● Job:
Below is a block of records; reproduce all of them exactly and leave out any pictures.
# start of Material supplied
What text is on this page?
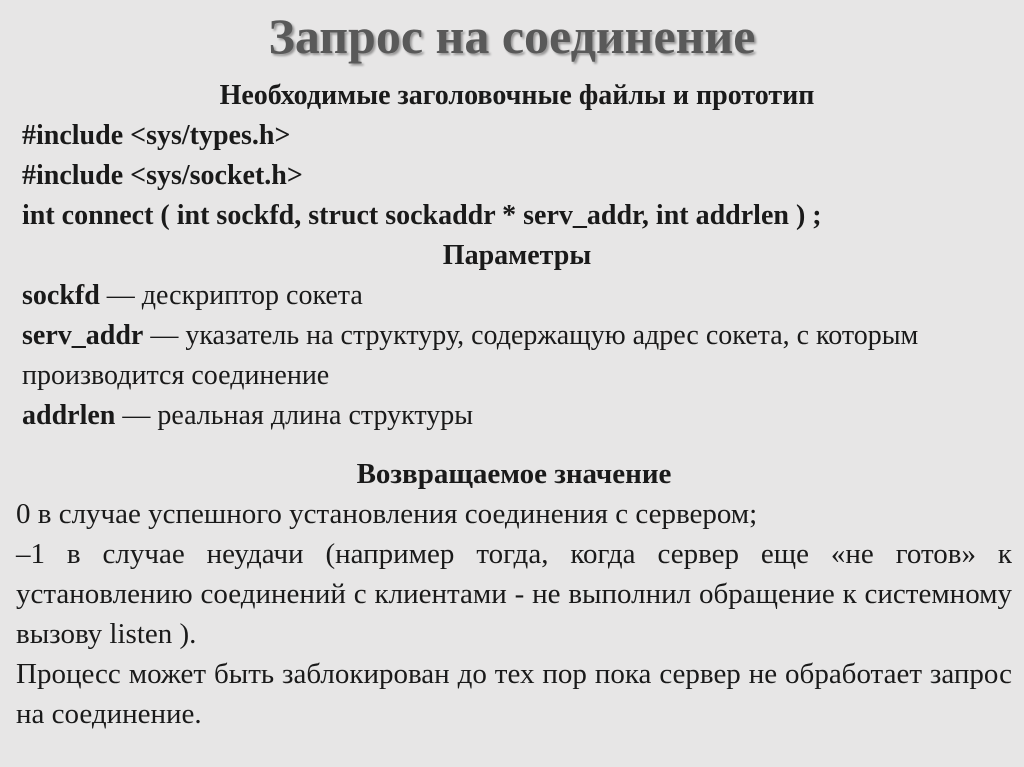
Запрос на соединение
Необходимые заголовочные файлы и прототип
#include <sys/types.h>
#include <sys/socket.h>
int connect ( int sockfd, struct sockaddr * serv_addr, int addrlen ) ;
Параметры
sockfd — дескриптор сокета
serv_addr — указатель на структуру, содержащую адрес сокета, с которым производится соединение
addrlen — реальная длина структуры
Возвращаемое значение
0 в случае успешного установления соединения с сервером;
–1 в случае неудачи (например тогда, когда сервер еще «не готов» к установлению соединений с клиентами - не выполнил обращение к системному вызову listen ).
Процесс может быть заблокирован до тех пор пока сервер не обработает запрос на соединение.
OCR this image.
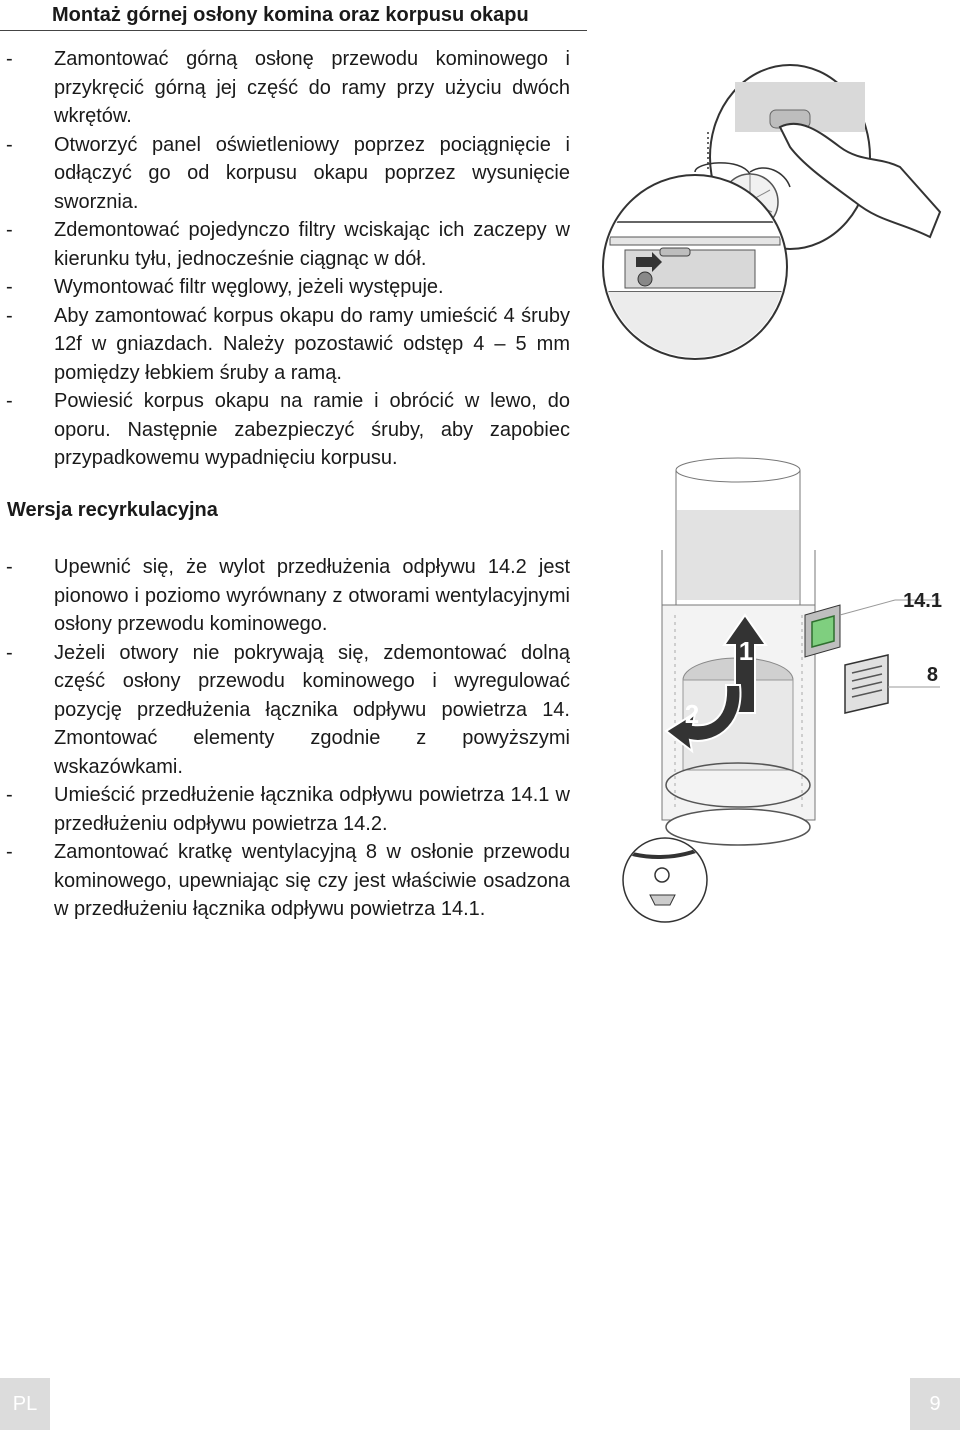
Montaż górnej osłony komina oraz korpusu okapu
- Zamontować górną osłonę przewodu kominowego i przykręcić górną jej część do ramy przy użyciu dwóch wkrętów.
- Otworzyć panel oświetleniowy poprzez pociągnięcie i odłączyć go od korpusu okapu poprzez wysunięcie sworznia.
- Zdemontować pojedynczo filtry wciskając ich zaczepy w kierunku tyłu, jednocześnie ciągnąc w dół.
- Wymontować filtr węglowy, jeżeli występuje.
- Aby zamontować korpus okapu do ramy umieścić 4 śruby 12f w gniazdach. Należy pozostawić odstęp 4 – 5 mm pomiędzy łebkiem śruby a ramą.
- Powiesić korpus okapu na ramie i obrócić w lewo, do oporu. Następnie zabezpieczyć śruby, aby zapobiec przypadkowemu wypadnięciu korpusu.
Wersja recyrkulacyjna
- Upewnić się, że wylot przedłużenia odpływu 14.2 jest pionowo i poziomo wyrównany z otworami wentylacyjnymi osłony przewodu kominowego.
- Jeżeli otwory nie pokrywają się, zdemontować dolną część osłony przewodu kominowego i wyregulować pozycję przedłużenia łącznika odpływu powietrza 14. Zmontować elementy zgodnie z powyższymi wskazówkami.
- Umieścić przedłużenie łącznika odpływu powietrza 14.1 w przedłużeniu odpływu powietrza 14.2.
- Zamontować kratkę wentylacyjną 8 w osłonie przewodu kominowego, upewniając się czy jest właściwie osadzona w przedłużeniu łącznika odpływu powietrza 14.1.
1
2
14.1
8
PL	9
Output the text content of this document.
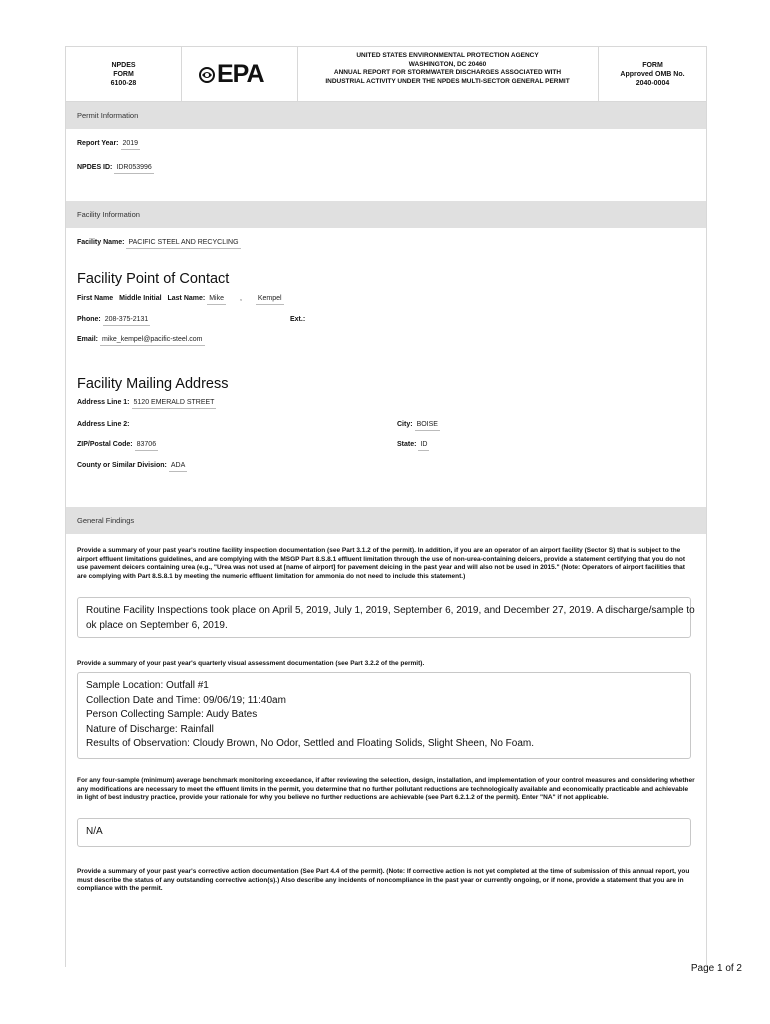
NPDES
FORM
6100-28	EPA
UNITED STATES ENVIRONMENTAL PROTECTION AGENCY
WASHINGTON, DC 20460
ANNUAL REPORT FOR STORMWATER DISCHARGES ASSOCIATED WITH
INDUSTRIAL ACTIVITY UNDER THE NPDES MULTI-SECTOR GENERAL PERMIT
FORM
Approved OMB No.
2040-0004
Permit Information
Report Year: 2019
NPDES ID: IDR053996
Facility Information
Facility Name: PACIFIC STEEL AND RECYCLING
Facility Point of Contact
First Name Middle Initial Last Name: Mike , Kempel
Phone: 208-375-2131	Ext.:
Email: mike_kempel@pacific-steel.com
Facility Mailing Address
Address Line 1: 5120 EMERALD STREET
Address Line 2:	City: BOISE
ZIP/Postal Code: 83706	State: ID
County or Similar Division: ADA
General Findings
Provide a summary of your past year's routine facility inspection documentation (see Part 3.1.2 of the permit). In addition, if you are an operator of an airport facility (Sector S) that is subject to the airport effluent limitations guidelines, and are complying with the MSGP Part 8.S.8.1 effluent limitation through the use of non-urea-containing deicers, provide a statement certifying that you do not use pavement deicers containing urea (e.g., "Urea was not used at [name of airport] for pavement deicing in the past year and will also not be used in 2015." (Note: Operators of airport facilities that are complying with Part 8.S.8.1 by meeting the numeric effluent limitation for ammonia do not need to include this statement.)
Routine Facility Inspections took place on April 5, 2019, July 1, 2019, September 6, 2019, and December 27, 2019. A discharge/sample to
ok place on September 6, 2019.
Provide a summary of your past year's quarterly visual assessment documentation (see Part 3.2.2 of the permit).
Sample Location: Outfall #1
Collection Date and Time: 09/06/19; 11:40am
Person Collecting Sample: Audy Bates
Nature of Discharge: Rainfall
Results of Observation: Cloudy Brown, No Odor, Settled and Floating Solids, Slight Sheen, No Foam.
For any four-sample (minimum) average benchmark monitoring exceedance, if after reviewing the selection, design, installation, and implementation of your control measures and considering whether any modifications are necessary to meet the effluent limits in the permit, you determine that no further pollutant reductions are technologically available and economically practicable and achievable in light of best industry practice, provide your rationale for why you believe no further reductions are achievable (see Part 6.2.1.2 of the permit). Enter "NA" if not applicable.
N/A
Provide a summary of your past year's corrective action documentation (See Part 4.4 of the permit). (Note: If corrective action is not yet completed at the time of submission of this annual report, you must describe the status of any outstanding corrective action(s).) Also describe any incidents of noncompliance in the past year or currently ongoing, or if none, provide a statement that you are in compliance with the permit.
Page 1 of 2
# end of Material supplied
● Answer to this problem:
What text is on this page?
Запрос на соединение
Необходимые заголовочные файлы и прототип
#include <sys/types.h>
#include <sys/socket.h>
int connect ( int sockfd, struct sockaddr * serv_addr, int addrlen ) ;
Параметры
sockfd — дескриптор сокета
serv_addr — указатель на структуру, содержащую адрес сокета, с которым производится соединение
addrlen — реальная длина структуры
Возвращаемое значение
0 в случае успешного установления соединения с сервером;
–1 в случае неудачи (например тогда, когда сервер еще «не готов» к установлению соединений с клиентами - не выполнил обращение к системному вызову listen ).
Процесс может быть заблокирован до тех пор пока сервер не обработает запрос на соединение.
OCR this image.
Montaż górnej osłony komina oraz korpusu okapu
- Zamontować górną osłonę przewodu kominowego i przykręcić górną jej część do ramy przy użyciu dwóch wkrętów.
- Otworzyć panel oświetleniowy poprzez pociągnięcie i odłączyć go od korpusu okapu poprzez wysunięcie sworznia.
- Zdemontować pojedynczo filtry wciskając ich zaczepy w kierunku tyłu, jednocześnie ciągnąc w dół.
- Wymontować filtr węglowy, jeżeli występuje.
- Aby zamontować korpus okapu do ramy umieścić 4 śruby 12f w gniazdach. Należy pozostawić odstęp 4 – 5 mm pomiędzy łebkiem śruby a ramą.
- Powiesić korpus okapu na ramie i obrócić w lewo, do oporu. Następnie zabezpieczyć śruby, aby zapobiec przypadkowemu wypadnięciu korpusu.
Wersja recyrkulacyjna
- Upewnić się, że wylot przedłużenia odpływu 14.2 jest pionowo i poziomo wyrównany z otworami wentylacyjnymi osłony przewodu kominowego.
- Jeżeli otwory nie pokrywają się, zdemontować dolną część osłony przewodu kominowego i wyregulować pozycję przedłużenia łącznika odpływu powietrza 14. Zmontować elementy zgodnie z powyższymi wskazówkami.
- Umieścić przedłużenie łącznika odpływu powietrza 14.1 w przedłużeniu odpływu powietrza 14.2.
- Zamontować kratkę wentylacyjną 8 w osłonie przewodu kominowego, upewniając się czy jest właściwie osadzona w przedłużeniu łącznika odpływu powietrza 14.1.
1
2
14.1
8
PL	9
Output the text content of this document.
NPDES
FORM
6100-28	EPA
UNITED STATES ENVIRONMENTAL PROTECTION AGENCY
WASHINGTON, DC 20460
ANNUAL REPORT FOR STORMWATER DISCHARGES ASSOCIATED WITH
INDUSTRIAL ACTIVITY UNDER THE NPDES MULTI-SECTOR GENERAL PERMIT
FORM
Approved OMB No.
2040-0004
Permit Information
Report Year: 2019
NPDES ID: IDR053996
Facility Information
Facility Name: PACIFIC STEEL AND RECYCLING
Facility Point of Contact
First Name Middle Initial Last Name: Mike , Kempel
Phone: 208-375-2131	Ext.:
Email: mike_kempel@pacific-steel.com
Facility Mailing Address
Address Line 1: 5120 EMERALD STREET
Address Line 2:	City: BOISE
ZIP/Postal Code: 83706	State: ID
County or Similar Division: ADA
General Findings
Provide a summary of your past year's routine facility inspection documentation (see Part 3.1.2 of the permit). In addition, if you are an operator of an airport facility (Sector S) that is subject to the airport effluent limitations guidelines, and are complying with the MSGP Part 8.S.8.1 effluent limitation through the use of non-urea-containing deicers, provide a statement certifying that you do not use pavement deicers containing urea (e.g., "Urea was not used at [name of airport] for pavement deicing in the past year and will also not be used in 2015." (Note: Operators of airport facilities that are complying with Part 8.S.8.1 by meeting the numeric effluent limitation for ammonia do not need to include this statement.)
Routine Facility Inspections took place on April 5, 2019, July 1, 2019, September 6, 2019, and December 27, 2019. A discharge/sample to
ok place on September 6, 2019.
Provide a summary of your past year's quarterly visual assessment documentation (see Part 3.2.2 of the permit).
Sample Location: Outfall #1
Collection Date and Time: 09/06/19; 11:40am
Person Collecting Sample: Audy Bates
Nature of Discharge: Rainfall
Results of Observation: Cloudy Brown, No Odor, Settled and Floating Solids, Slight Sheen, No Foam.
For any four-sample (minimum) average benchmark monitoring exceedance, if after reviewing the selection, design, installation, and implementation of your control measures and considering whether any modifications are necessary to meet the effluent limits in the permit, you determine that no further pollutant reductions are technologically available and economically practicable and achievable in light of best industry practice, provide your rationale for why you believe no further reductions are achievable (see Part 6.2.1.2 of the permit). Enter "NA" if not applicable.
N/A
Provide a summary of your past year's corrective action documentation (See Part 4.4 of the permit). (Note: If corrective action is not yet completed at the time of submission of this annual report, you must describe the status of any outstanding corrective action(s).) Also describe any incidents of noncompliance in the past year or currently ongoing, or if none, provide a statement that you are in compliance with the permit.
Page 1 of 2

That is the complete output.